::: Supplied material
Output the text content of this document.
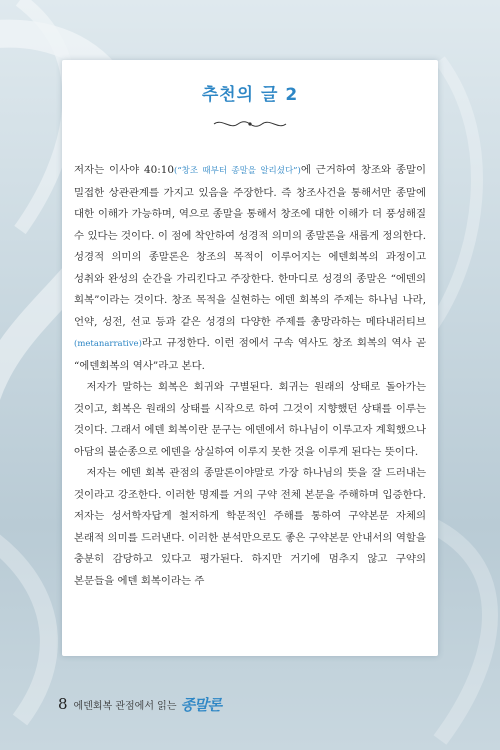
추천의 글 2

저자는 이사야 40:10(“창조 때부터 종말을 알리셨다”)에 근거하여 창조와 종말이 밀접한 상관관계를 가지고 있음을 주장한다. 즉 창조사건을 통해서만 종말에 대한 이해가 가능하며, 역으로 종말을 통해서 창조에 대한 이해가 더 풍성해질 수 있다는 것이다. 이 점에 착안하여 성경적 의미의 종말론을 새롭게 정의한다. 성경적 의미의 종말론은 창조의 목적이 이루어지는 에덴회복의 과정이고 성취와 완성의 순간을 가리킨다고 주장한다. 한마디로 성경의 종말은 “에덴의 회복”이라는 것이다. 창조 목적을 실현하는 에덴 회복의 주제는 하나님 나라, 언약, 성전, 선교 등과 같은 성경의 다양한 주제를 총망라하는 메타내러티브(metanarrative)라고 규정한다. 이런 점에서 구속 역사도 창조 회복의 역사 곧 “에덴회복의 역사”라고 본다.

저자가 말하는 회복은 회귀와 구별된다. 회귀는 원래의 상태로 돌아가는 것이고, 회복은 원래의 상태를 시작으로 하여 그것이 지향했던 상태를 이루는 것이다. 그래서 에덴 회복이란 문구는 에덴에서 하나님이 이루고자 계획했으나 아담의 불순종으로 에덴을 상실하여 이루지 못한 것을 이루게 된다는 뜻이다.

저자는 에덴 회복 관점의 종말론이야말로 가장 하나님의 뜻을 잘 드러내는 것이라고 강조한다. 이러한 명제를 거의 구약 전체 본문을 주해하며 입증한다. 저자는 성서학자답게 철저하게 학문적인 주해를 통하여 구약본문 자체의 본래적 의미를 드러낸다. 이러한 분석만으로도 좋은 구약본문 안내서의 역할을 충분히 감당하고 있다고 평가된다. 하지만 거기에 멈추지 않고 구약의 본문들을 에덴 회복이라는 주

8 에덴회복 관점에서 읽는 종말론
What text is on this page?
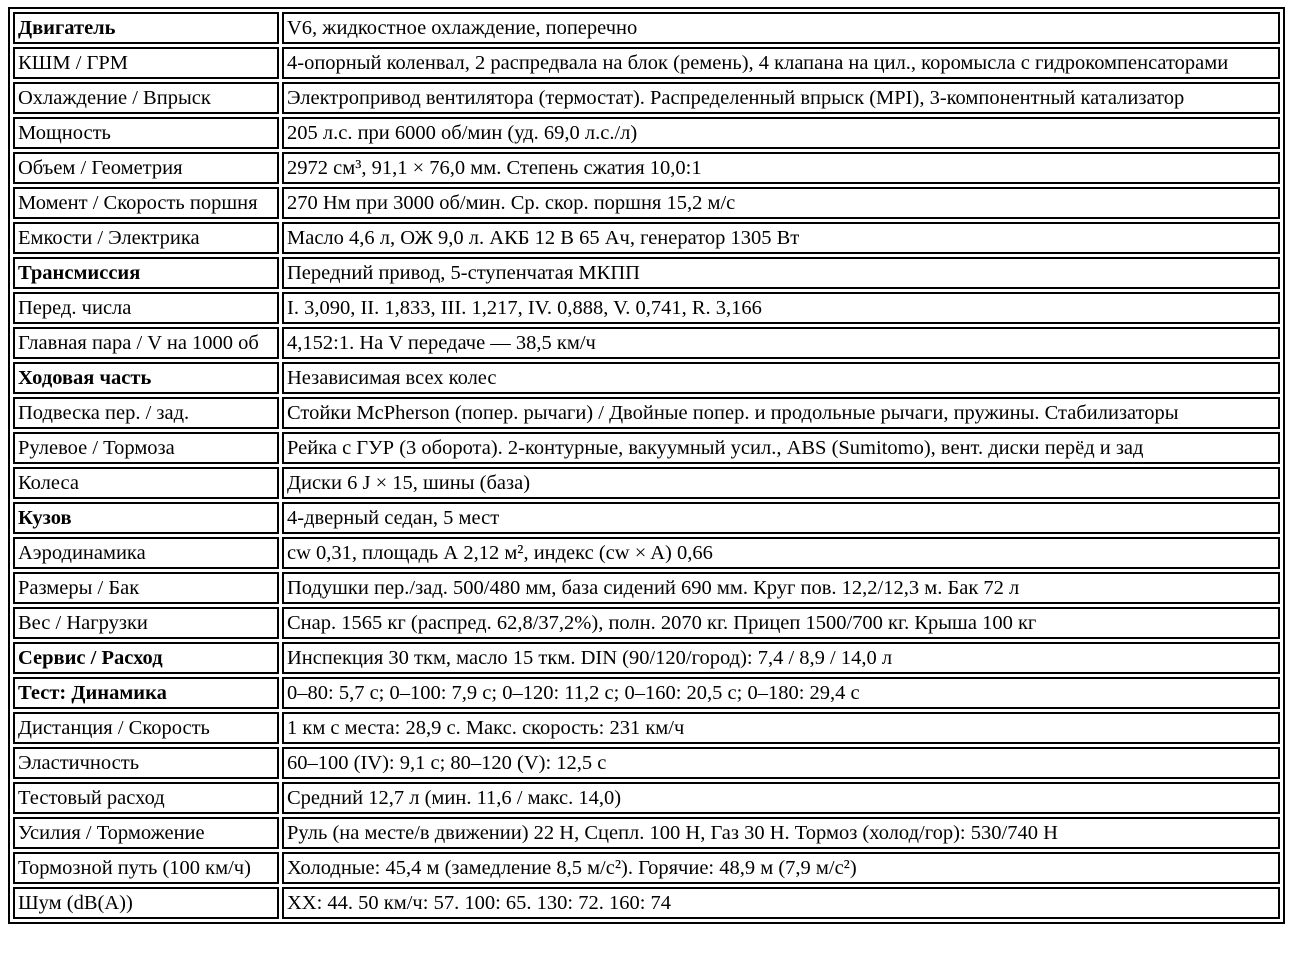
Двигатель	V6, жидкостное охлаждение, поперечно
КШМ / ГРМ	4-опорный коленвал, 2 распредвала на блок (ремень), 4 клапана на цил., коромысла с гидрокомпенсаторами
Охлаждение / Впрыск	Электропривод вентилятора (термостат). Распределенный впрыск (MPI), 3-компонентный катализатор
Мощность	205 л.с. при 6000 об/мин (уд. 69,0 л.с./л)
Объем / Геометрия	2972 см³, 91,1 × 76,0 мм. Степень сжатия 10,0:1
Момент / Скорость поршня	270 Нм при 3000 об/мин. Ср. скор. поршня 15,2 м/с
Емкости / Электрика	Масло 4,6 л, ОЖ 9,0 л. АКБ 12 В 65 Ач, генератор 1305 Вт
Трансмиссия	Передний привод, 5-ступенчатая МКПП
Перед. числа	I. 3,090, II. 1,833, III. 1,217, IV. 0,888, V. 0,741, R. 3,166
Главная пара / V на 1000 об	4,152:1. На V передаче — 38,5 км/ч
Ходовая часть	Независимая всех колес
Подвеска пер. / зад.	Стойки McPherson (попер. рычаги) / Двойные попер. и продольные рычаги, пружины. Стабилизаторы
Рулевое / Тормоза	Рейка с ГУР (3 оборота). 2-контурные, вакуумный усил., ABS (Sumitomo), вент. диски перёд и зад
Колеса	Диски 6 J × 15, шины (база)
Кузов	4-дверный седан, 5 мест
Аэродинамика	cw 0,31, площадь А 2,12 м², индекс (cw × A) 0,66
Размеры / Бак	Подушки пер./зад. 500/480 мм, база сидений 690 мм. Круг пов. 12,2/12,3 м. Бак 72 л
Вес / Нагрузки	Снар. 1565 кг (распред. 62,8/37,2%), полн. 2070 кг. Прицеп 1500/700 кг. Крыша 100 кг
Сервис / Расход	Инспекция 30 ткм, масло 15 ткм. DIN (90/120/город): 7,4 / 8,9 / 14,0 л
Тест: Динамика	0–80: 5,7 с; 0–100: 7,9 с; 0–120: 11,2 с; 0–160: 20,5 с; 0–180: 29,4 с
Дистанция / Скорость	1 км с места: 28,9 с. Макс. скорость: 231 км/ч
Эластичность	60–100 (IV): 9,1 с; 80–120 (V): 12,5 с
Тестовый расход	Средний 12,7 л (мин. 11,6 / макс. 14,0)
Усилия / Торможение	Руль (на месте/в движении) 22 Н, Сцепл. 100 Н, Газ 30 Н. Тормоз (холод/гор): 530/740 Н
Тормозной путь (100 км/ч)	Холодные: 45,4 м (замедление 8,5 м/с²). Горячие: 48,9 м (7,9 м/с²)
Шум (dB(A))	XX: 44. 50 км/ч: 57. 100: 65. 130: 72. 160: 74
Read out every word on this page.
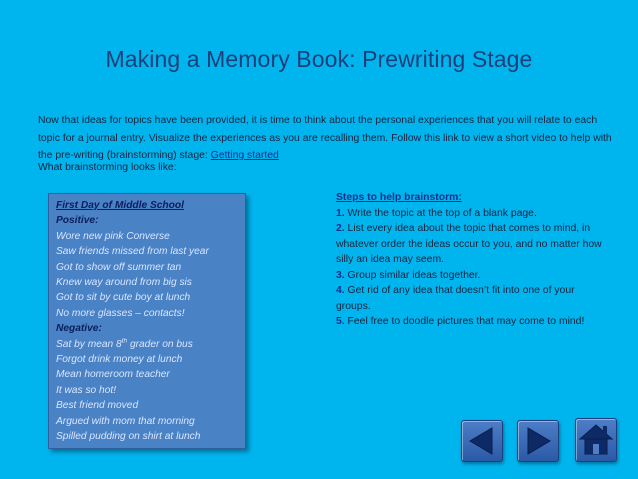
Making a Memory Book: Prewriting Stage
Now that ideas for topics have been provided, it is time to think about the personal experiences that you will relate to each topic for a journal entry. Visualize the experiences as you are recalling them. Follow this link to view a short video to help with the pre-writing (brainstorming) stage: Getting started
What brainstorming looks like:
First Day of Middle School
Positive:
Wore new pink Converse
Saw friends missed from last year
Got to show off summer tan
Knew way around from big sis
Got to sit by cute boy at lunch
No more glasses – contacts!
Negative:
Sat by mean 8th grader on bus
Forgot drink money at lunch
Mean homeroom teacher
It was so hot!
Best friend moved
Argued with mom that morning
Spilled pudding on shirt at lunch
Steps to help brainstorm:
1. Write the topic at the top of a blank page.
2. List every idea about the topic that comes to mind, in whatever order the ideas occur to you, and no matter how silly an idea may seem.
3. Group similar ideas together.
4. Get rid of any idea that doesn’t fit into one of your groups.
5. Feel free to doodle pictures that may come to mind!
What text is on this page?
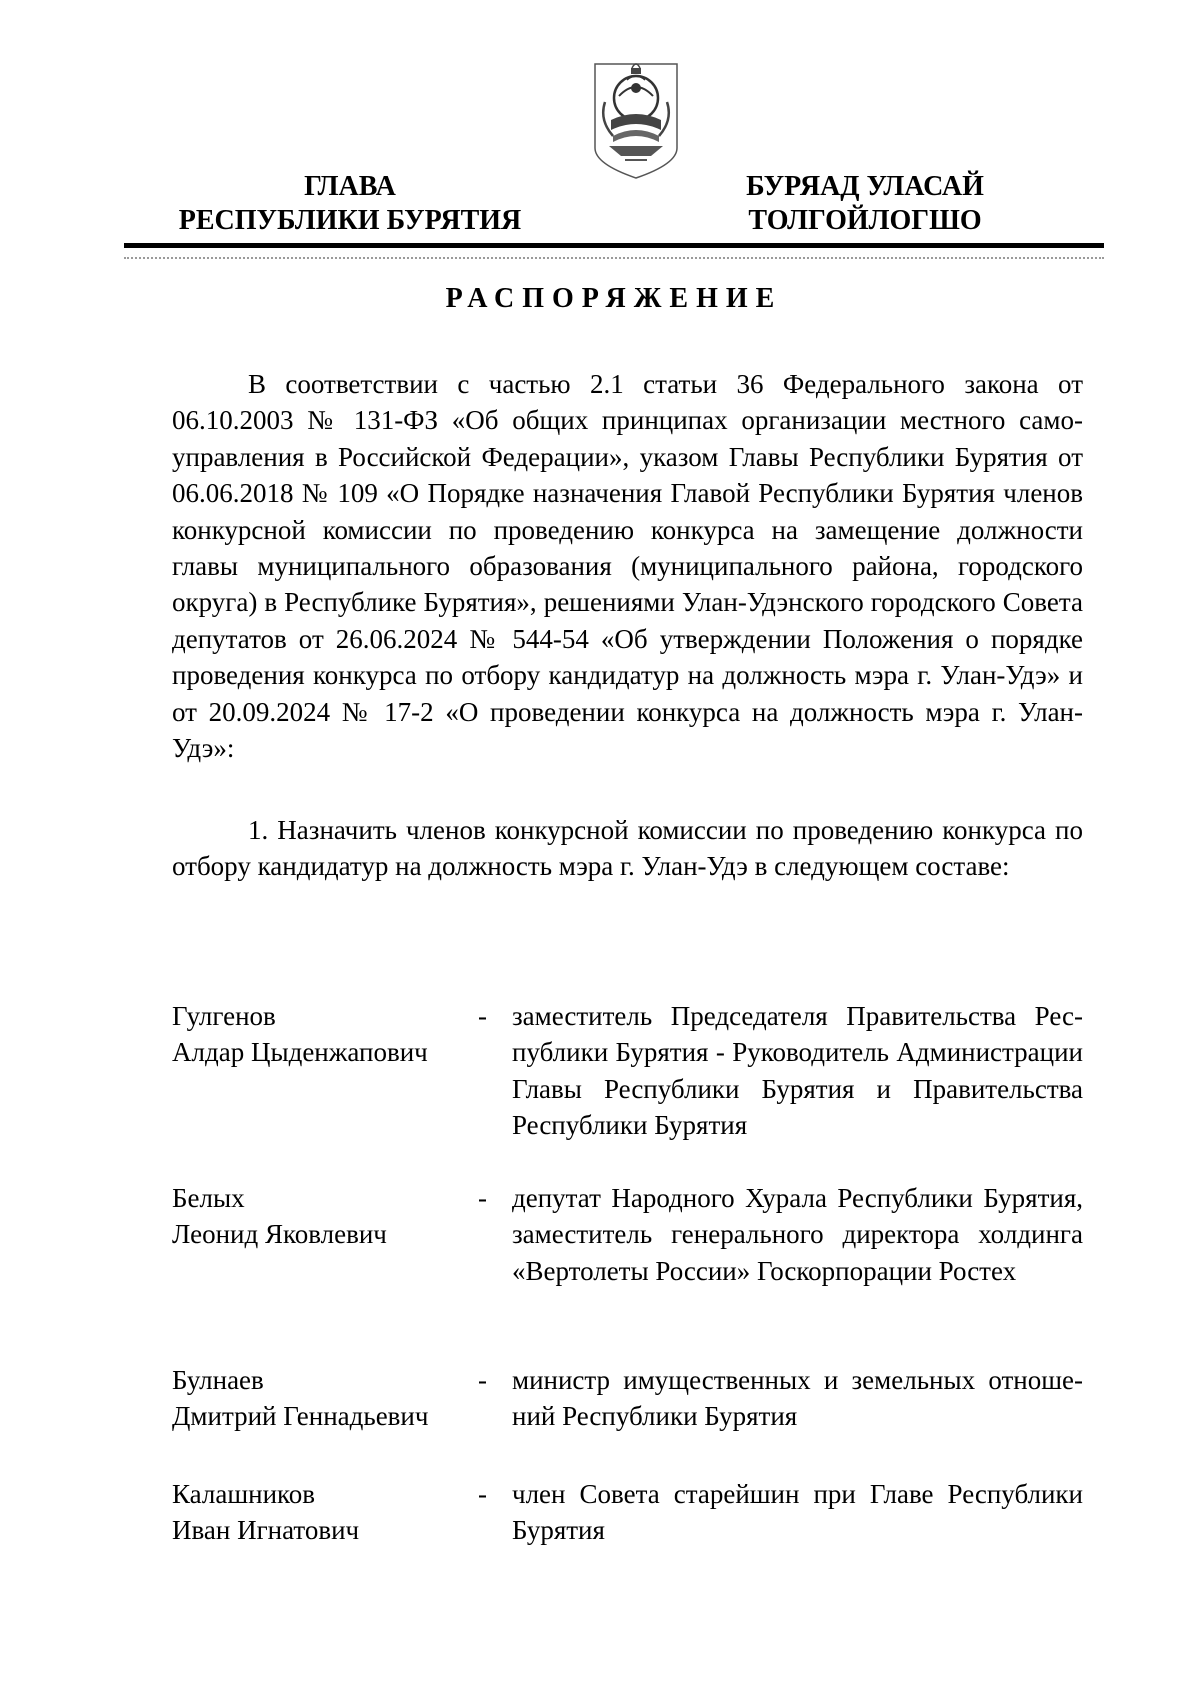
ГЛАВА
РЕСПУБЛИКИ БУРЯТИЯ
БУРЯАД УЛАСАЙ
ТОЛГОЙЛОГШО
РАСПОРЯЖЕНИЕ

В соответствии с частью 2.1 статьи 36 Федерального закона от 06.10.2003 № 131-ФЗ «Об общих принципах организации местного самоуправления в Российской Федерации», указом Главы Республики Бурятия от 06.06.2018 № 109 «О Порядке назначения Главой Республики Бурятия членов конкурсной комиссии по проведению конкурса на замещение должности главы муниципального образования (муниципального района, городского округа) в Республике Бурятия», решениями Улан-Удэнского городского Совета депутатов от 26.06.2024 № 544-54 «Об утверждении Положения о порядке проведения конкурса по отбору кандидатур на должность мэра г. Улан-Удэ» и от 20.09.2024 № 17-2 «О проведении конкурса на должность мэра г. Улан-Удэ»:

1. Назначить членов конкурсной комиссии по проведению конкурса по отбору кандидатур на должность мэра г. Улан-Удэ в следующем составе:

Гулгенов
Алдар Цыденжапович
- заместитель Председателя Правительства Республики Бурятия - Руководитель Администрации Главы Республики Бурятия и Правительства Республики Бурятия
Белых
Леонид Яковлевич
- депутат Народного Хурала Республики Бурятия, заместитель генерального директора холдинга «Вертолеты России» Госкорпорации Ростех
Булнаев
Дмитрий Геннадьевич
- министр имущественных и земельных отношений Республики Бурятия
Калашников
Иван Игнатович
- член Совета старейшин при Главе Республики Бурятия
::::::
--- Directions for this task ---
Reproduce each entry precisely. Leave the pictures out.

--- Finished exercise ---
Output the text content of this document.
추천의 글 2

저자는 이사야 40:10(“창조 때부터 종말을 알리셨다”)에 근거하여 창조와 종말이 밀접한 상관관계를 가지고 있음을 주장한다. 즉 창조사건을 통해서만 종말에 대한 이해가 가능하며, 역으로 종말을 통해서 창조에 대한 이해가 더 풍성해질 수 있다는 것이다. 이 점에 착안하여 성경적 의미의 종말론을 새롭게 정의한다. 성경적 의미의 종말론은 창조의 목적이 이루어지는 에덴회복의 과정이고 성취와 완성의 순간을 가리킨다고 주장한다. 한마디로 성경의 종말은 “에덴의 회복”이라는 것이다. 창조 목적을 실현하는 에덴 회복의 주제는 하나님 나라, 언약, 성전, 선교 등과 같은 성경의 다양한 주제를 총망라하는 메타내러티브(metanarrative)라고 규정한다. 이런 점에서 구속 역사도 창조 회복의 역사 곧 “에덴회복의 역사”라고 본다.

저자가 말하는 회복은 회귀와 구별된다. 회귀는 원래의 상태로 돌아가는 것이고, 회복은 원래의 상태를 시작으로 하여 그것이 지향했던 상태를 이루는 것이다. 그래서 에덴 회복이란 문구는 에덴에서 하나님이 이루고자 계획했으나 아담의 불순종으로 에덴을 상실하여 이루지 못한 것을 이루게 된다는 뜻이다.

저자는 에덴 회복 관점의 종말론이야말로 가장 하나님의 뜻을 잘 드러내는 것이라고 강조한다. 이러한 명제를 거의 구약 전체 본문을 주해하며 입증한다. 저자는 성서학자답게 철저하게 학문적인 주해를 통하여 구약본문 자체의 본래적 의미를 드러낸다. 이러한 분석만으로도 좋은 구약본문 안내서의 역할을 충분히 감당하고 있다고 평가된다. 하지만 거기에 멈추지 않고 구약의 본문들을 에덴 회복이라는 주

8 에덴회복 관점에서 읽는 종말론
What text is on this page?
Двигатель	V6, жидкостное охлаждение, поперечно
КШМ / ГРМ	4-опорный коленвал, 2 распредвала на блок (ремень), 4 клапана на цил., коромысла с гидрокомпенсаторами
Охлаждение / Впрыск	Электропривод вентилятора (термостат). Распределенный впрыск (MPI), 3-компонентный катализатор
Мощность	205 л.с. при 6000 об/мин (уд. 69,0 л.с./л)
Объем / Геометрия	2972 см³, 91,1 × 76,0 мм. Степень сжатия 10,0:1
Момент / Скорость поршня	270 Нм при 3000 об/мин. Ср. скор. поршня 15,2 м/с
Емкости / Электрика	Масло 4,6 л, ОЖ 9,0 л. АКБ 12 В 65 Ач, генератор 1305 Вт
Трансмиссия	Передний привод, 5-ступенчатая МКПП
Перед. числа	I. 3,090, II. 1,833, III. 1,217, IV. 0,888, V. 0,741, R. 3,166
Главная пара / V на 1000 об	4,152:1. На V передаче — 38,5 км/ч
Ходовая часть	Независимая всех колес
Подвеска пер. / зад.	Стойки McPherson (попер. рычаги) / Двойные попер. и продольные рычаги, пружины. Стабилизаторы
Рулевое / Тормоза	Рейка с ГУР (3 оборота). 2-контурные, вакуумный усил., ABS (Sumitomo), вент. диски перёд и зад
Колеса	Диски 6 J × 15, шины (база)
Кузов	4-дверный седан, 5 мест
Аэродинамика	cw 0,31, площадь А 2,12 м², индекс (cw × A) 0,66
Размеры / Бак	Подушки пер./зад. 500/480 мм, база сидений 690 мм. Круг пов. 12,2/12,3 м. Бак 72 л
Вес / Нагрузки	Снар. 1565 кг (распред. 62,8/37,2%), полн. 2070 кг. Прицеп 1500/700 кг. Крыша 100 кг
Сервис / Расход	Инспекция 30 ткм, масло 15 ткм. DIN (90/120/город): 7,4 / 8,9 / 14,0 л
Тест: Динамика	0–80: 5,7 с; 0–100: 7,9 с; 0–120: 11,2 с; 0–160: 20,5 с; 0–180: 29,4 с
Дистанция / Скорость	1 км с места: 28,9 с. Макс. скорость: 231 км/ч
Эластичность	60–100 (IV): 9,1 с; 80–120 (V): 12,5 с
Тестовый расход	Средний 12,7 л (мин. 11,6 / макс. 14,0)
Усилия / Торможение	Руль (на месте/в движении) 22 Н, Сцепл. 100 Н, Газ 30 Н. Тормоз (холод/гор): 530/740 Н
Тормозной путь (100 км/ч)	Холодные: 45,4 м (замедление 8,5 м/с²). Горячие: 48,9 м (7,9 м/с²)
Шум (dB(A))	XX: 44. 50 км/ч: 57. 100: 65. 130: 72. 160: 74
Read out every word on this page.
Making a Memory Book: Prewriting Stage
Now that ideas for topics have been provided, it is time to think about the personal experiences that you will relate to each topic for a journal entry. Visualize the experiences as you are recalling them. Follow this link to view a short video to help with the pre-writing (brainstorming) stage: Getting started
What brainstorming looks like:
First Day of Middle School
Positive:
Wore new pink Converse
Saw friends missed from last year
Got to show off summer tan
Knew way around from big sis
Got to sit by cute boy at lunch
No more glasses – contacts!
Negative:
Sat by mean 8th grader on bus
Forgot drink money at lunch
Mean homeroom teacher
It was so hot!
Best friend moved
Argued with mom that morning
Spilled pudding on shirt at lunch
Steps to help brainstorm:
1. Write the topic at the top of a blank page.
2. List every idea about the topic that comes to mind, in whatever order the ideas occur to you, and no matter how silly an idea may seem.
3. Group similar ideas together.
4. Get rid of any idea that doesn’t fit into one of your groups.
5. Feel free to doodle pictures that may come to mind!
What text is on this page?
ГЛАВА
РЕСПУБЛИКИ БУРЯТИЯ
БУРЯАД УЛАСАЙ
ТОЛГОЙЛОГШО
РАСПОРЯЖЕНИЕ

В соответствии с частью 2.1 статьи 36 Федерального закона от 06.10.2003 № 131-ФЗ «Об общих принципах организации местного самоуправления в Российской Федерации», указом Главы Республики Бурятия от 06.06.2018 № 109 «О Порядке назначения Главой Республики Бурятия членов конкурсной комиссии по проведению конкурса на замещение должности главы муниципального образования (муниципального района, городского округа) в Республике Бурятия», решениями Улан-Удэнского городского Совета депутатов от 26.06.2024 № 544-54 «Об утверждении Положения о порядке проведения конкурса по отбору кандидатур на должность мэра г. Улан-Удэ» и от 20.09.2024 № 17-2 «О проведении конкурса на должность мэра г. Улан-Удэ»:

1. Назначить членов конкурсной комиссии по проведению конкурса по отбору кандидатур на должность мэра г. Улан-Удэ в следующем составе:

Гулгенов
Алдар Цыденжапович
- заместитель Председателя Правительства Республики Бурятия - Руководитель Администрации Главы Республики Бурятия и Правительства Республики Бурятия
Белых
Леонид Яковлевич
- депутат Народного Хурала Республики Бурятия, заместитель генерального директора холдинга «Вертолеты России» Госкорпорации Ростех
Булнаев
Дмитрий Геннадьевич
- министр имущественных и земельных отношений Республики Бурятия
Калашников
Иван Игнатович
- член Совета старейшин при Главе Республики Бурятия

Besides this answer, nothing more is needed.